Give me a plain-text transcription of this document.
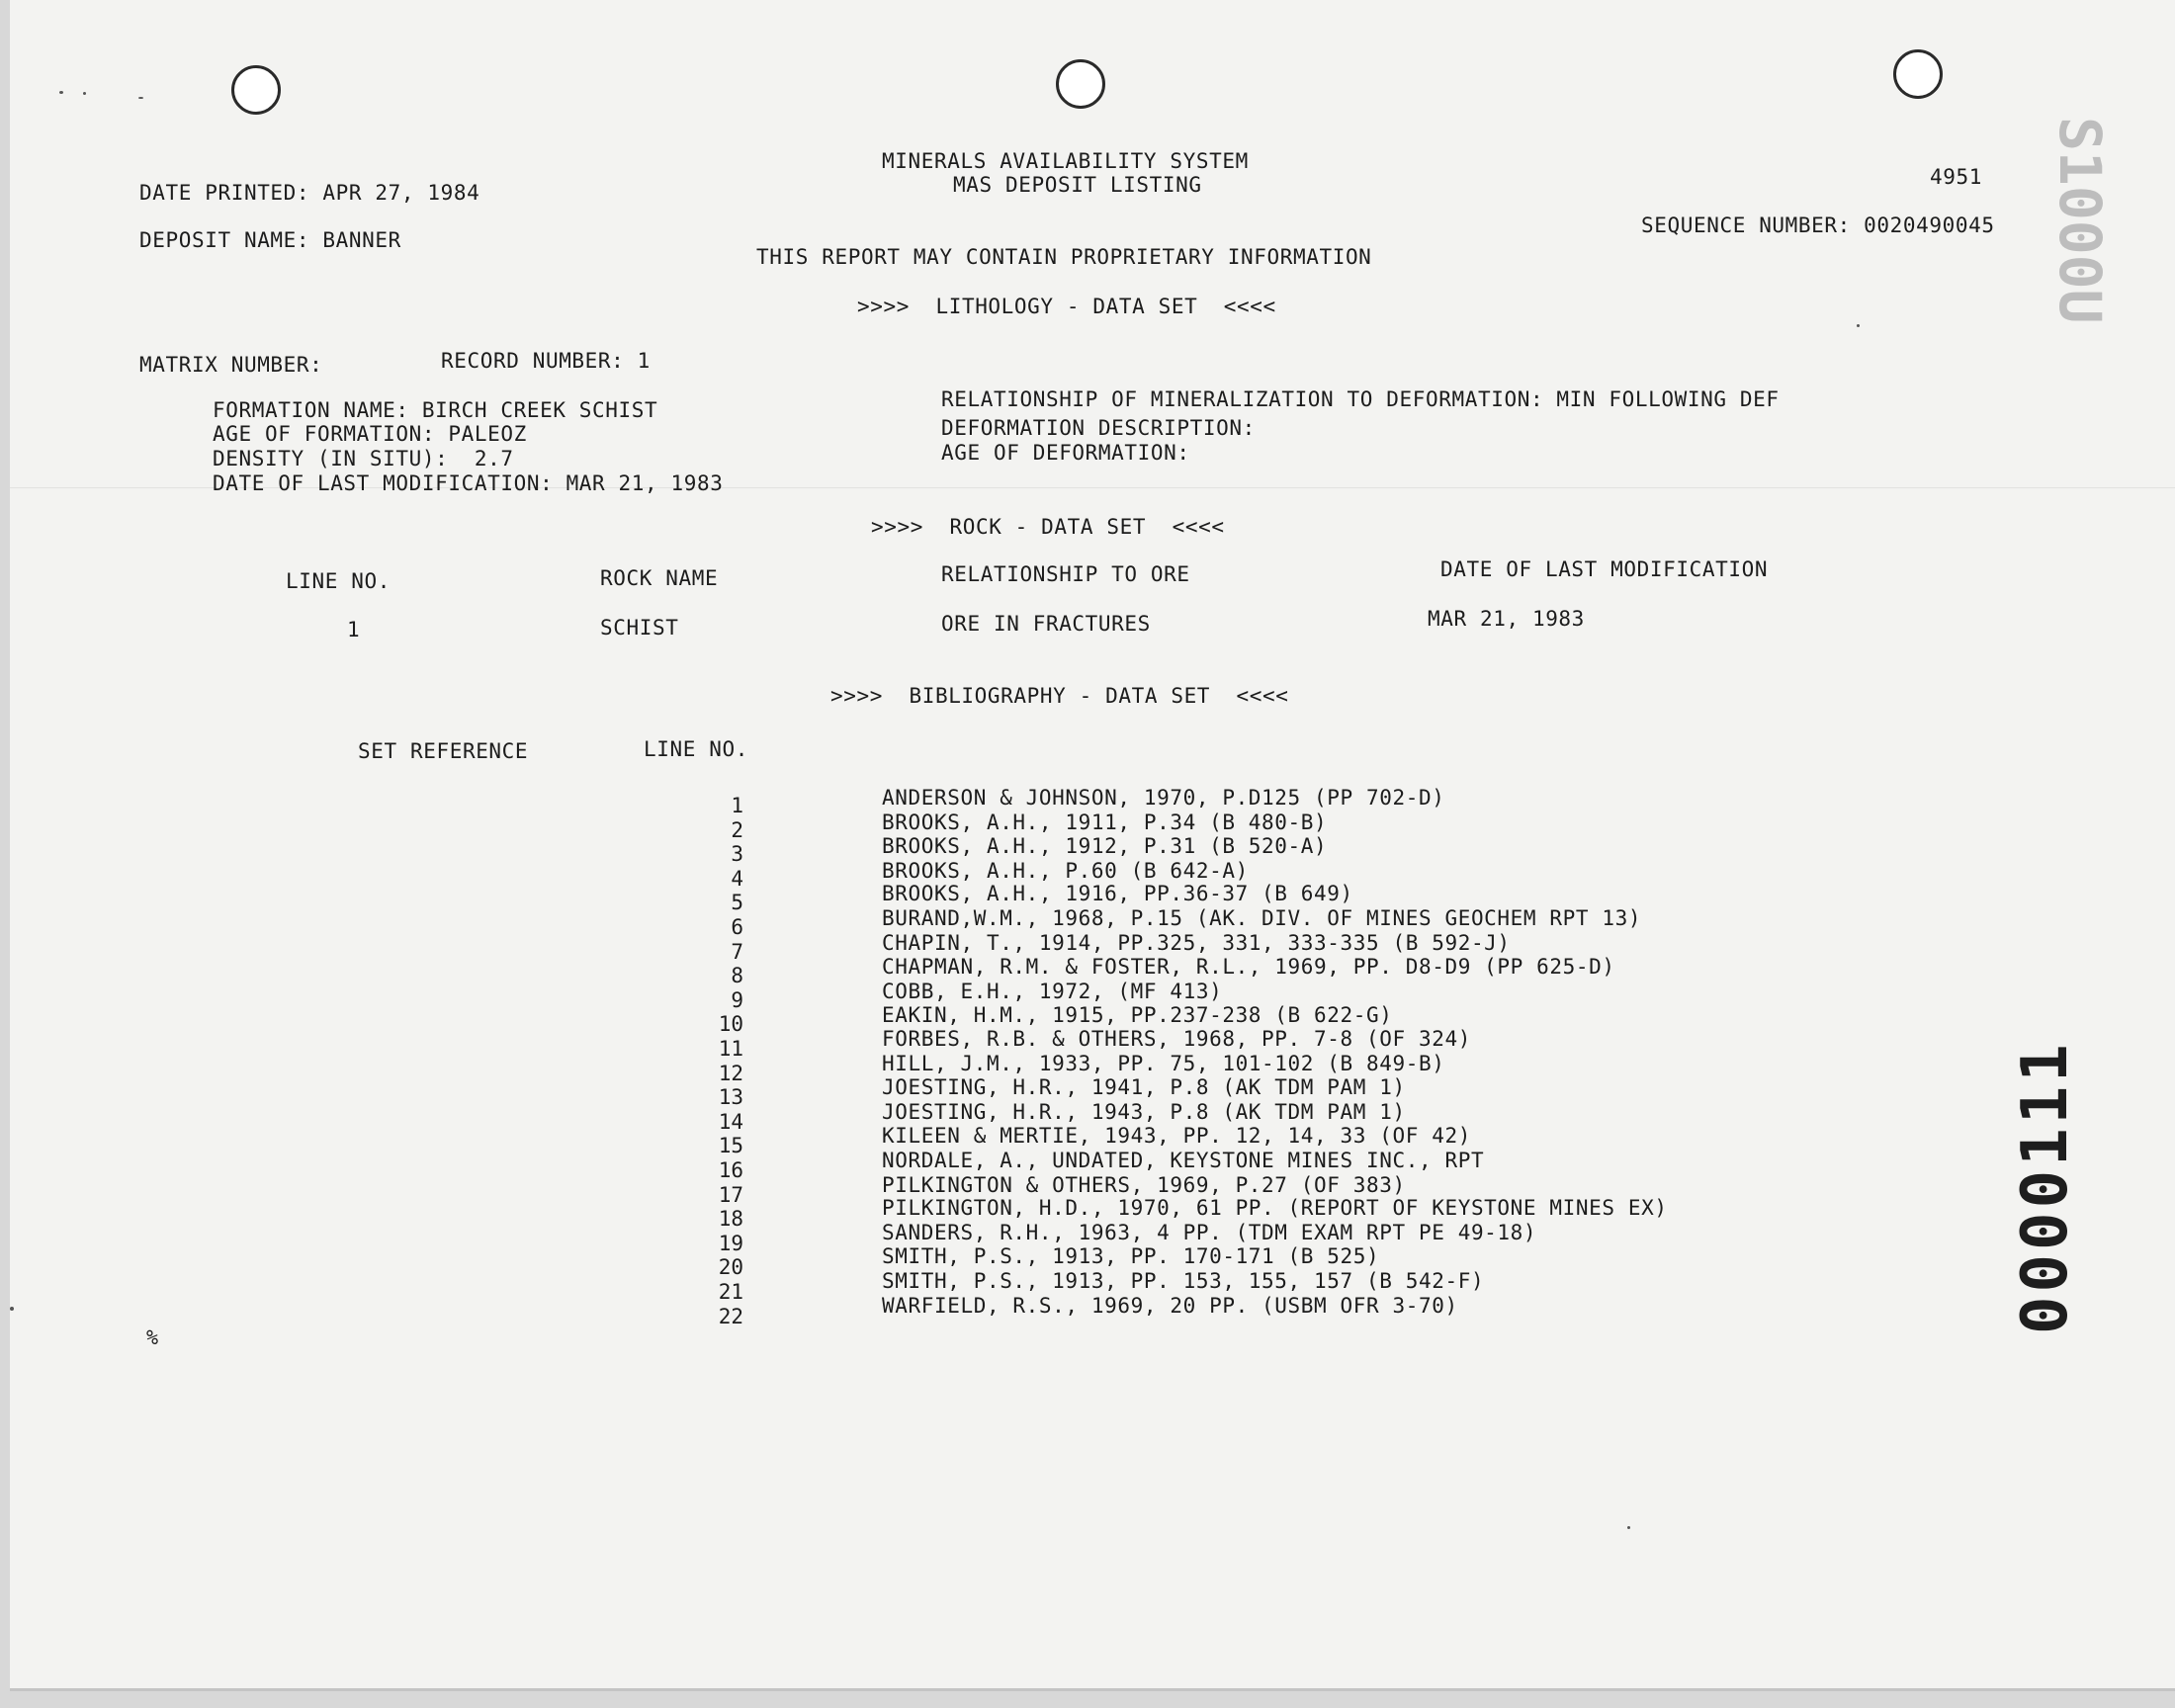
MINERALS AVAILABILITY SYSTEM
MAS DEPOSIT LISTING	4951
DATE PRINTED: APR 27, 1984
DEPOSIT NAME: BANNER
SEQUENCE NUMBER: 0020490045
THIS REPORT MAY CONTAIN PROPRIETARY INFORMATION
>>>>  LITHOLOGY - DATA SET  <<<<
MATRIX NUMBER:	RECORD NUMBER: 1
FORMATION NAME: BIRCH CREEK SCHIST
AGE OF FORMATION: PALEOZ
DENSITY (IN SITU):  2.7
DATE OF LAST MODIFICATION: MAR 21, 1983
RELATIONSHIP OF MINERALIZATION TO DEFORMATION: MIN FOLLOWING DEF
DEFORMATION DESCRIPTION:
AGE OF DEFORMATION:
>>>>  ROCK - DATA SET  <<<<
LINE NO.	ROCK NAME	RELATIONSHIP TO ORE	DATE OF LAST MODIFICATION
1	SCHIST	ORE IN FRACTURES	MAR 21, 1983
>>>>  BIBLIOGRAPHY - DATA SET  <<<<
SET REFERENCE	LINE NO.
1	ANDERSON & JOHNSON, 1970, P.D125 (PP 702-D)
2	BROOKS, A.H., 1911, P.34 (B 480-B)
3	BROOKS, A.H., 1912, P.31 (B 520-A)
4	BROOKS, A.H., P.60 (B 642-A)
5	BROOKS, A.H., 1916, PP.36-37 (B 649)
6	BURAND,W.M., 1968, P.15 (AK. DIV. OF MINES GEOCHEM RPT 13)
7	CHAPIN, T., 1914, PP.325, 331, 333-335 (B 592-J)
8	CHAPMAN, R.M. & FOSTER, R.L., 1969, PP. D8-D9 (PP 625-D)
9	COBB, E.H., 1972, (MF 413)
10	EAKIN, H.M., 1915, PP.237-238 (B 622-G)
11	FORBES, R.B. & OTHERS, 1968, PP. 7-8 (OF 324)
12	HILL, J.M., 1933, PP. 75, 101-102 (B 849-B)
13	JOESTING, H.R., 1941, P.8 (AK TDM PAM 1)
14	JOESTING, H.R., 1943, P.8 (AK TDM PAM 1)
15	KILEEN & MERTIE, 1943, PP. 12, 14, 33 (OF 42)
16	NORDALE, A., UNDATED, KEYSTONE MINES INC., RPT
17	PILKINGTON & OTHERS, 1969, P.27 (OF 383)
18	PILKINGTON, H.D., 1970, 61 PP. (REPORT OF KEYSTONE MINES EX)
19	SANDERS, R.H., 1963, 4 PP. (TDM EXAM RPT PE 49-18)
20	SMITH, P.S., 1913, PP. 170-171 (B 525)
21	SMITH, P.S., 1913, PP. 153, 155, 157 (B 542-F)
22	WARFIELD, R.S., 1969, 20 PP. (USBM OFR 3-70)
%
S1000U
0000111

--------------------------------

**Short task**
Quote the listing above in full, except for the pictures.

**Answer to the exercise**
Give me a plain-text transcription of this document.
MINERALS AVAILABILITY SYSTEM
MAS DEPOSIT LISTING	4951
DATE PRINTED: APR 27, 1984
DEPOSIT NAME: BANNER
SEQUENCE NUMBER: 0020490045
THIS REPORT MAY CONTAIN PROPRIETARY INFORMATION
>>>>  LITHOLOGY - DATA SET  <<<<
MATRIX NUMBER:	RECORD NUMBER: 1
FORMATION NAME: BIRCH CREEK SCHIST
AGE OF FORMATION: PALEOZ
DENSITY (IN SITU):  2.7
DATE OF LAST MODIFICATION: MAR 21, 1983
RELATIONSHIP OF MINERALIZATION TO DEFORMATION: MIN FOLLOWING DEF
DEFORMATION DESCRIPTION:
AGE OF DEFORMATION:
>>>>  ROCK - DATA SET  <<<<
LINE NO.	ROCK NAME	RELATIONSHIP TO ORE	DATE OF LAST MODIFICATION
1	SCHIST	ORE IN FRACTURES	MAR 21, 1983
>>>>  BIBLIOGRAPHY - DATA SET  <<<<
SET REFERENCE	LINE NO.
1	ANDERSON & JOHNSON, 1970, P.D125 (PP 702-D)
2	BROOKS, A.H., 1911, P.34 (B 480-B)
3	BROOKS, A.H., 1912, P.31 (B 520-A)
4	BROOKS, A.H., P.60 (B 642-A)
5	BROOKS, A.H., 1916, PP.36-37 (B 649)
6	BURAND,W.M., 1968, P.15 (AK. DIV. OF MINES GEOCHEM RPT 13)
7	CHAPIN, T., 1914, PP.325, 331, 333-335 (B 592-J)
8	CHAPMAN, R.M. & FOSTER, R.L., 1969, PP. D8-D9 (PP 625-D)
9	COBB, E.H., 1972, (MF 413)
10	EAKIN, H.M., 1915, PP.237-238 (B 622-G)
11	FORBES, R.B. & OTHERS, 1968, PP. 7-8 (OF 324)
12	HILL, J.M., 1933, PP. 75, 101-102 (B 849-B)
13	JOESTING, H.R., 1941, P.8 (AK TDM PAM 1)
14	JOESTING, H.R., 1943, P.8 (AK TDM PAM 1)
15	KILEEN & MERTIE, 1943, PP. 12, 14, 33 (OF 42)
16	NORDALE, A., UNDATED, KEYSTONE MINES INC., RPT
17	PILKINGTON & OTHERS, 1969, P.27 (OF 383)
18	PILKINGTON, H.D., 1970, 61 PP. (REPORT OF KEYSTONE MINES EX)
19	SANDERS, R.H., 1963, 4 PP. (TDM EXAM RPT PE 49-18)
20	SMITH, P.S., 1913, PP. 170-171 (B 525)
21	SMITH, P.S., 1913, PP. 153, 155, 157 (B 542-F)
22	WARFIELD, R.S., 1969, 20 PP. (USBM OFR 3-70)
%
S1000U
0000111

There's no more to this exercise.